[Stated exercise]
Set out every line of the entries below as a single numbered list, skipping any blank lines.

* Begin *

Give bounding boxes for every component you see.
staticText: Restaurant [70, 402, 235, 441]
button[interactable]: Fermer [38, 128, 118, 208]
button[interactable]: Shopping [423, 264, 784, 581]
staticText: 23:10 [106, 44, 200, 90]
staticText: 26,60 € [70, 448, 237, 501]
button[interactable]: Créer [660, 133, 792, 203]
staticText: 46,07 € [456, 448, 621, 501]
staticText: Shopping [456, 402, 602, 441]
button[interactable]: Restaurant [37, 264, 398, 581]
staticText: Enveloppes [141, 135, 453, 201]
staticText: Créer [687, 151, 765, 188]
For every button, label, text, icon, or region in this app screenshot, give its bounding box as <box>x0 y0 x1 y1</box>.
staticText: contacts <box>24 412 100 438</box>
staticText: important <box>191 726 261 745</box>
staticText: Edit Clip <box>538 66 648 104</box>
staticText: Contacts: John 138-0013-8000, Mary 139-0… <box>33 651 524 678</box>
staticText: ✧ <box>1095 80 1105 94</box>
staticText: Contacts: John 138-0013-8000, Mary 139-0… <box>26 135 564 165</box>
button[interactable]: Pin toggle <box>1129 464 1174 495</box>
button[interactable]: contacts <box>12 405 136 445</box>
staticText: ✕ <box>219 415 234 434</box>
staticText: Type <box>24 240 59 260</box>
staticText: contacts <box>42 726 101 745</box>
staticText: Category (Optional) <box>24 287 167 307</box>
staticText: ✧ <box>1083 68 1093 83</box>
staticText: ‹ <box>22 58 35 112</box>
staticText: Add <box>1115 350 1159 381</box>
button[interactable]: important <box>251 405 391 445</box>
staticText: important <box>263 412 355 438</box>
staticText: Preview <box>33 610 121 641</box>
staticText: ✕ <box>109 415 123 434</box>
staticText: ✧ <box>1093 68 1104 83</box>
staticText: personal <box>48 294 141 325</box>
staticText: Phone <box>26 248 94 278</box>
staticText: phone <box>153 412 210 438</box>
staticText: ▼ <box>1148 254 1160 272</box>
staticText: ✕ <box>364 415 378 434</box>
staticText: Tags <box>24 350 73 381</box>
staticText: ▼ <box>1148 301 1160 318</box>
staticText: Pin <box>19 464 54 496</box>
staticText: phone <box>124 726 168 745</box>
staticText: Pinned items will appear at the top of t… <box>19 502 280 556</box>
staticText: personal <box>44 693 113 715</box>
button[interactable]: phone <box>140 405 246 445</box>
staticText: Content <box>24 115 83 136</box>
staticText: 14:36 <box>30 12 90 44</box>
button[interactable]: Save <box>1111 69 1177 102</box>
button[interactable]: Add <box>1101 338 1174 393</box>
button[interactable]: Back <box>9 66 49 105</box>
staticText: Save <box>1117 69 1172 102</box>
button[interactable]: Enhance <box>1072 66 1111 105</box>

* End *

[In response]
1. Give bounding boxes for every component you see.
2. staticText: Restaurant [70, 402, 235, 441]
3. button[interactable]: Fermer [38, 128, 118, 208]
4. button[interactable]: Shopping [423, 264, 784, 581]
5. staticText: 23:10 [106, 44, 200, 90]
6. staticText: 26,60 € [70, 448, 237, 501]
7. button[interactable]: Créer [660, 133, 792, 203]
8. staticText: 46,07 € [456, 448, 621, 501]
9. staticText: Shopping [456, 402, 602, 441]
10. button[interactable]: Restaurant [37, 264, 398, 581]
11. staticText: Enveloppes [141, 135, 453, 201]
12. staticText: Créer [687, 151, 765, 188]
13. For every button, label, text, icon, or region in this app screenshot, give its bounding box as <box>x0 y0 x1 y1</box>.
14. staticText: contacts <box>24 412 100 438</box>
15. staticText: important <box>191 726 261 745</box>
16. staticText: Edit Clip <box>538 66 648 104</box>
17. staticText: Contacts: John 138-0013-8000, Mary 139-0… <box>33 651 524 678</box>
18. staticText: ✧ <box>1095 80 1105 94</box>
19. staticText: Contacts: John 138-0013-8000, Mary 139-0… <box>26 135 564 165</box>
20. button[interactable]: Pin toggle <box>1129 464 1174 495</box>
21. button[interactable]: contacts <box>12 405 136 445</box>
22. staticText: ✕ <box>219 415 234 434</box>
23. staticText: Type <box>24 240 59 260</box>
24. staticText: contacts <box>42 726 101 745</box>
25. staticText: Category (Optional) <box>24 287 167 307</box>
26. staticText: ✧ <box>1083 68 1093 83</box>
27. staticText: ‹ <box>22 58 35 112</box>
28. staticText: Add <box>1115 350 1159 381</box>
29. button[interactable]: important <box>251 405 391 445</box>
30. staticText: important <box>263 412 355 438</box>
31. staticText: Preview <box>33 610 121 641</box>
32. staticText: ✕ <box>109 415 123 434</box>
33. staticText: ✧ <box>1093 68 1104 83</box>
34. staticText: personal <box>48 294 141 325</box>
35. staticText: Phone <box>26 248 94 278</box>
36. staticText: phone <box>153 412 210 438</box>
37. staticText: ▼ <box>1148 254 1160 272</box>
38. staticText: ✕ <box>364 415 378 434</box>
39. staticText: Tags <box>24 350 73 381</box>
40. staticText: ▼ <box>1148 301 1160 318</box>
41. staticText: Pin <box>19 464 54 496</box>
42. staticText: phone <box>124 726 168 745</box>
43. staticText: Pinned items will appear at the top of t… <box>19 502 280 556</box>
44. staticText: personal <box>44 693 113 715</box>
45. button[interactable]: phone <box>140 405 246 445</box>
46. staticText: Content <box>24 115 83 136</box>
47. staticText: 14:36 <box>30 12 90 44</box>
48. button[interactable]: Save <box>1111 69 1177 102</box>
49. button[interactable]: Add <box>1101 338 1174 393</box>
50. button[interactable]: Back <box>9 66 49 105</box>
51. staticText: Save <box>1117 69 1172 102</box>
52. button[interactable]: Enhance <box>1072 66 1111 105</box>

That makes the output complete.